• Records for this task:
* START *

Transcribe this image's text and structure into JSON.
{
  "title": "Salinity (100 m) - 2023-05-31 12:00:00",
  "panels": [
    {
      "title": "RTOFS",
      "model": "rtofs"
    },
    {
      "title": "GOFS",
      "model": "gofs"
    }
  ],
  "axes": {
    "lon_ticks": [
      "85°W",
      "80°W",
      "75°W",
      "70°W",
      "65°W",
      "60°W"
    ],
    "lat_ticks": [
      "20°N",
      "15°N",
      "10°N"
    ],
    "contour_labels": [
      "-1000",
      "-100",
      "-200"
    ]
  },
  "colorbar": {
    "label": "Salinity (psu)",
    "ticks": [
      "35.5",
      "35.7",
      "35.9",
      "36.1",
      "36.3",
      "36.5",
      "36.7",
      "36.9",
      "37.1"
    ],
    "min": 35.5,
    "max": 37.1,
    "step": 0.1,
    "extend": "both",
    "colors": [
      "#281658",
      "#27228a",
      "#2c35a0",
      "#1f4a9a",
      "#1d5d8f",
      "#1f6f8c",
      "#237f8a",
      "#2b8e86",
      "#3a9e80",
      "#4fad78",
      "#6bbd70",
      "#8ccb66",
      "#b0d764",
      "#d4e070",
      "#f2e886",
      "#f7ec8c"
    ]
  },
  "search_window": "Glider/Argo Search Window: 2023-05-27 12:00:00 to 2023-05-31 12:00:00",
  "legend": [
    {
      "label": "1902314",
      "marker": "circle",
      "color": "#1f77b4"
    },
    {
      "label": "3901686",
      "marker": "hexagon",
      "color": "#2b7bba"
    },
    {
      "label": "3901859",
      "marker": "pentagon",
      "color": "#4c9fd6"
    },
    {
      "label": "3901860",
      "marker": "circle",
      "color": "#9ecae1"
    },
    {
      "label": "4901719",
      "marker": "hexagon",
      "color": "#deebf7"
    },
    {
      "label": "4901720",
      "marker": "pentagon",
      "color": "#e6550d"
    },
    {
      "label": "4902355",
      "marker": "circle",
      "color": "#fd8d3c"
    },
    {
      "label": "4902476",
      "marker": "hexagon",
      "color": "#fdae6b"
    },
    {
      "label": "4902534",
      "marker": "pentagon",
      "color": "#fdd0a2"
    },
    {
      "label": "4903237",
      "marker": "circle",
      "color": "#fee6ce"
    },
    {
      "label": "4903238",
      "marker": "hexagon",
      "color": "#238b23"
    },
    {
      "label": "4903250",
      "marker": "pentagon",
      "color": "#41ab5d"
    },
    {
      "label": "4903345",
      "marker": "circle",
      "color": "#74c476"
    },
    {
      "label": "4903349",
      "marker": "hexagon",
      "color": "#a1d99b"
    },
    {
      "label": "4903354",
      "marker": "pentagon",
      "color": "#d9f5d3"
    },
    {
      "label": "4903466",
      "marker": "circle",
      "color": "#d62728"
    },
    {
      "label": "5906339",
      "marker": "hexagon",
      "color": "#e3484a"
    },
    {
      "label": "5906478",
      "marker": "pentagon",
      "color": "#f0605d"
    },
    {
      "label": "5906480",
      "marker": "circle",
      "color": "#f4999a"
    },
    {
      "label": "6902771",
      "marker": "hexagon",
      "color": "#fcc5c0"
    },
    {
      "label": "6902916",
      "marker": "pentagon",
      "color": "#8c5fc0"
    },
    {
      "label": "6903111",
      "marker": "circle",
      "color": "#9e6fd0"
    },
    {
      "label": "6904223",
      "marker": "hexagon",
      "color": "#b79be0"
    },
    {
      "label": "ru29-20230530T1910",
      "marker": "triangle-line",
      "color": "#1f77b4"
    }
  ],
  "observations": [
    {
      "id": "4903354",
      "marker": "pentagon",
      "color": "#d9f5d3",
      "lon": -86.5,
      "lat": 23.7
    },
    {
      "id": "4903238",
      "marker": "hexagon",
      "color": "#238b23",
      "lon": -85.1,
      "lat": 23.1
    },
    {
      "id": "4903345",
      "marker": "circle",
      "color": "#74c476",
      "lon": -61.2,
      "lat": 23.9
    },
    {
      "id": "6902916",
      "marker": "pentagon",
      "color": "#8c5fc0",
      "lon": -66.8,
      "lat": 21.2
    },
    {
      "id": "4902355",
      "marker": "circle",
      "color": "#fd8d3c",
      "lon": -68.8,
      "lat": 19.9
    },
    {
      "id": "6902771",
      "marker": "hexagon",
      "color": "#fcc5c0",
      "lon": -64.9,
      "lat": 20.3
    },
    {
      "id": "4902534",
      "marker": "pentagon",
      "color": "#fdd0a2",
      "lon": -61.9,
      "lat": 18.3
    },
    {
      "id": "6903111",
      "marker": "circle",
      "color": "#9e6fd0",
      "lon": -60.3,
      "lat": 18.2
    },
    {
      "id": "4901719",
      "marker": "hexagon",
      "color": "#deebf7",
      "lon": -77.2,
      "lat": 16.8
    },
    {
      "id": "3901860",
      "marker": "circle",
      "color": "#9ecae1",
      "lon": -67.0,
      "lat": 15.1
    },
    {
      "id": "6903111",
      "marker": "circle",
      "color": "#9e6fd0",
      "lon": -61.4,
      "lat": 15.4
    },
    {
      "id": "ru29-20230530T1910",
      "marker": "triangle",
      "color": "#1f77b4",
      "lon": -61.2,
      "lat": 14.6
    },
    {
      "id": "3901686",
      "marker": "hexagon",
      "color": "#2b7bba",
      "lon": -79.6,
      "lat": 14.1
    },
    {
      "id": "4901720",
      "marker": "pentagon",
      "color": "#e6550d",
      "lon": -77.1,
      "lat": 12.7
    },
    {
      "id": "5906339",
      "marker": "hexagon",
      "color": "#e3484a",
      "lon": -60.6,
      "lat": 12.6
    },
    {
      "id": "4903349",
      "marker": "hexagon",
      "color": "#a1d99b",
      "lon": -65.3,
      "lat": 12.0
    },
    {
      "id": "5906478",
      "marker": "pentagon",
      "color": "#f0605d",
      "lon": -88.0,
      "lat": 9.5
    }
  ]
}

* END *

• Your task:
Give every line of the material again, exactly as it reads.

• Output for this exercise:
Transcribe this image's text and structure into JSON.
{
  "title": "Salinity (100 m) - 2023-05-31 12:00:00",
  "panels": [
    {
      "title": "RTOFS",
      "model": "rtofs"
    },
    {
      "title": "GOFS",
      "model": "gofs"
    }
  ],
  "axes": {
    "lon_ticks": [
      "85°W",
      "80°W",
      "75°W",
      "70°W",
      "65°W",
      "60°W"
    ],
    "lat_ticks": [
      "20°N",
      "15°N",
      "10°N"
    ],
    "contour_labels": [
      "-1000",
      "-100",
      "-200"
    ]
  },
  "colorbar": {
    "label": "Salinity (psu)",
    "ticks": [
      "35.5",
      "35.7",
      "35.9",
      "36.1",
      "36.3",
      "36.5",
      "36.7",
      "36.9",
      "37.1"
    ],
    "min": 35.5,
    "max": 37.1,
    "step": 0.1,
    "extend": "both",
    "colors": [
      "#281658",
      "#27228a",
      "#2c35a0",
      "#1f4a9a",
      "#1d5d8f",
      "#1f6f8c",
      "#237f8a",
      "#2b8e86",
      "#3a9e80",
      "#4fad78",
      "#6bbd70",
      "#8ccb66",
      "#b0d764",
      "#d4e070",
      "#f2e886",
      "#f7ec8c"
    ]
  },
  "search_window": "Glider/Argo Search Window: 2023-05-27 12:00:00 to 2023-05-31 12:00:00",
  "legend": [
    {
      "label": "1902314",
      "marker": "circle",
      "color": "#1f77b4"
    },
    {
      "label": "3901686",
      "marker": "hexagon",
      "color": "#2b7bba"
    },
    {
      "label": "3901859",
      "marker": "pentagon",
      "color": "#4c9fd6"
    },
    {
      "label": "3901860",
      "marker": "circle",
      "color": "#9ecae1"
    },
    {
      "label": "4901719",
      "marker": "hexagon",
      "color": "#deebf7"
    },
    {
      "label": "4901720",
      "marker": "pentagon",
      "color": "#e6550d"
    },
    {
      "label": "4902355",
      "marker": "circle",
      "color": "#fd8d3c"
    },
    {
      "label": "4902476",
      "marker": "hexagon",
      "color": "#fdae6b"
    },
    {
      "label": "4902534",
      "marker": "pentagon",
      "color": "#fdd0a2"
    },
    {
      "label": "4903237",
      "marker": "circle",
      "color": "#fee6ce"
    },
    {
      "label": "4903238",
      "marker": "hexagon",
      "color": "#238b23"
    },
    {
      "label": "4903250",
      "marker": "pentagon",
      "color": "#41ab5d"
    },
    {
      "label": "4903345",
      "marker": "circle",
      "color": "#74c476"
    },
    {
      "label": "4903349",
      "marker": "hexagon",
      "color": "#a1d99b"
    },
    {
      "label": "4903354",
      "marker": "pentagon",
      "color": "#d9f5d3"
    },
    {
      "label": "4903466",
      "marker": "circle",
      "color": "#d62728"
    },
    {
      "label": "5906339",
      "marker": "hexagon",
      "color": "#e3484a"
    },
    {
      "label": "5906478",
      "marker": "pentagon",
      "color": "#f0605d"
    },
    {
      "label": "5906480",
      "marker": "circle",
      "color": "#f4999a"
    },
    {
      "label": "6902771",
      "marker": "hexagon",
      "color": "#fcc5c0"
    },
    {
      "label": "6902916",
      "marker": "pentagon",
      "color": "#8c5fc0"
    },
    {
      "label": "6903111",
      "marker": "circle",
      "color": "#9e6fd0"
    },
    {
      "label": "6904223",
      "marker": "hexagon",
      "color": "#b79be0"
    },
    {
      "label": "ru29-20230530T1910",
      "marker": "triangle-line",
      "color": "#1f77b4"
    }
  ],
  "observations": [
    {
      "id": "4903354",
      "marker": "pentagon",
      "color": "#d9f5d3",
      "lon": -86.5,
      "lat": 23.7
    },
    {
      "id": "4903238",
      "marker": "hexagon",
      "color": "#238b23",
      "lon": -85.1,
      "lat": 23.1
    },
    {
      "id": "4903345",
      "marker": "circle",
      "color": "#74c476",
      "lon": -61.2,
      "lat": 23.9
    },
    {
      "id": "6902916",
      "marker": "pentagon",
      "color": "#8c5fc0",
      "lon": -66.8,
      "lat": 21.2
    },
    {
      "id": "4902355",
      "marker": "circle",
      "color": "#fd8d3c",
      "lon": -68.8,
      "lat": 19.9
    },
    {
      "id": "6902771",
      "marker": "hexagon",
      "color": "#fcc5c0",
      "lon": -64.9,
      "lat": 20.3
    },
    {
      "id": "4902534",
      "marker": "pentagon",
      "color": "#fdd0a2",
      "lon": -61.9,
      "lat": 18.3
    },
    {
      "id": "6903111",
      "marker": "circle",
      "color": "#9e6fd0",
      "lon": -60.3,
      "lat": 18.2
    },
    {
      "id": "4901719",
      "marker": "hexagon",
      "color": "#deebf7",
      "lon": -77.2,
      "lat": 16.8
    },
    {
      "id": "3901860",
      "marker": "circle",
      "color": "#9ecae1",
      "lon": -67.0,
      "lat": 15.1
    },
    {
      "id": "6903111",
      "marker": "circle",
      "color": "#9e6fd0",
      "lon": -61.4,
      "lat": 15.4
    },
    {
      "id": "ru29-20230530T1910",
      "marker": "triangle",
      "color": "#1f77b4",
      "lon": -61.2,
      "lat": 14.6
    },
    {
      "id": "3901686",
      "marker": "hexagon",
      "color": "#2b7bba",
      "lon": -79.6,
      "lat": 14.1
    },
    {
      "id": "4901720",
      "marker": "pentagon",
      "color": "#e6550d",
      "lon": -77.1,
      "lat": 12.7
    },
    {
      "id": "5906339",
      "marker": "hexagon",
      "color": "#e3484a",
      "lon": -60.6,
      "lat": 12.6
    },
    {
      "id": "4903349",
      "marker": "hexagon",
      "color": "#a1d99b",
      "lon": -65.3,
      "lat": 12.0
    },
    {
      "id": "5906478",
      "marker": "pentagon",
      "color": "#f0605d",
      "lon": -88.0,
      "lat": 9.5
    }
  ]
}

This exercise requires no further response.